- Exercise brief: Nothing in the data is to be left out; copy it exactly.

=====

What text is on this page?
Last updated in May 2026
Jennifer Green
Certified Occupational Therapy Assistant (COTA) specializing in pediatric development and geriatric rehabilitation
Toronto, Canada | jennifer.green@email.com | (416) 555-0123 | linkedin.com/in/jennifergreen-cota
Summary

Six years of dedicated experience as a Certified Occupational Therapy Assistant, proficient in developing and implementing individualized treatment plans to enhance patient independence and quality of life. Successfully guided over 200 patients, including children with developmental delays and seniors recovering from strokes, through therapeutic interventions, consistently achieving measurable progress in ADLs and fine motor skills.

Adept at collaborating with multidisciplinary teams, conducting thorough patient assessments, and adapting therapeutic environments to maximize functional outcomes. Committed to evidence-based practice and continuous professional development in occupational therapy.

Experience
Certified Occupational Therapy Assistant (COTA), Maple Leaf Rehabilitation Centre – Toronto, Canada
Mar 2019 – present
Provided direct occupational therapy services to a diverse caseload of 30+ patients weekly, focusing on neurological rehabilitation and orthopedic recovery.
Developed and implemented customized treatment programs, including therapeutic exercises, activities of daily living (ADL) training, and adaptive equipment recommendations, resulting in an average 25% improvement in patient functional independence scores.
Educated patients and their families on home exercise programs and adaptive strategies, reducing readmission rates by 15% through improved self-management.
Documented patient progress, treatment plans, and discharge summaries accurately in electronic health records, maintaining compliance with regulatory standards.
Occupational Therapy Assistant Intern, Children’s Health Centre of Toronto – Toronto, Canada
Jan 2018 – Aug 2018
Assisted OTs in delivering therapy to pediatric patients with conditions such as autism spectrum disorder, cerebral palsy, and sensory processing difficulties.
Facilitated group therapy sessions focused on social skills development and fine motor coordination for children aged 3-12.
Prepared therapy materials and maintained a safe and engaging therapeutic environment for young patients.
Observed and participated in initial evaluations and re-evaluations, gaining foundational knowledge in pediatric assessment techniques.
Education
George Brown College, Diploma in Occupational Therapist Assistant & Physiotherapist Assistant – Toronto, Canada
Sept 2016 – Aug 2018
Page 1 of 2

=====

- Worked solution:
What text is on this page?
Last updated in May 2026
Jennifer Green
Certified Occupational Therapy Assistant (COTA) specializing in pediatric development and geriatric rehabilitation
Toronto, Canada | jennifer.green@email.com | (416) 555-0123 | linkedin.com/in/jennifergreen-cota
Summary

Six years of dedicated experience as a Certified Occupational Therapy Assistant, proficient in developing and implementing individualized treatment plans to enhance patient independence and quality of life. Successfully guided over 200 patients, including children with developmental delays and seniors recovering from strokes, through therapeutic interventions, consistently achieving measurable progress in ADLs and fine motor skills.

Adept at collaborating with multidisciplinary teams, conducting thorough patient assessments, and adapting therapeutic environments to maximize functional outcomes. Committed to evidence-based practice and continuous professional development in occupational therapy.

Experience
Certified Occupational Therapy Assistant (COTA), Maple Leaf Rehabilitation Centre – Toronto, Canada
Mar 2019 – present
Provided direct occupational therapy services to a diverse caseload of 30+ patients weekly, focusing on neurological rehabilitation and orthopedic recovery.
Developed and implemented customized treatment programs, including therapeutic exercises, activities of daily living (ADL) training, and adaptive equipment recommendations, resulting in an average 25% improvement in patient functional independence scores.
Educated patients and their families on home exercise programs and adaptive strategies, reducing readmission rates by 15% through improved self-management.
Documented patient progress, treatment plans, and discharge summaries accurately in electronic health records, maintaining compliance with regulatory standards.
Occupational Therapy Assistant Intern, Children’s Health Centre of Toronto – Toronto, Canada
Jan 2018 – Aug 2018
Assisted OTs in delivering therapy to pediatric patients with conditions such as autism spectrum disorder, cerebral palsy, and sensory processing difficulties.
Facilitated group therapy sessions focused on social skills development and fine motor coordination for children aged 3-12.
Prepared therapy materials and maintained a safe and engaging therapeutic environment for young patients.
Observed and participated in initial evaluations and re-evaluations, gaining foundational knowledge in pediatric assessment techniques.
Education
George Brown College, Diploma in Occupational Therapist Assistant & Physiotherapist Assistant – Toronto, Canada
Sept 2016 – Aug 2018
Page 1 of 2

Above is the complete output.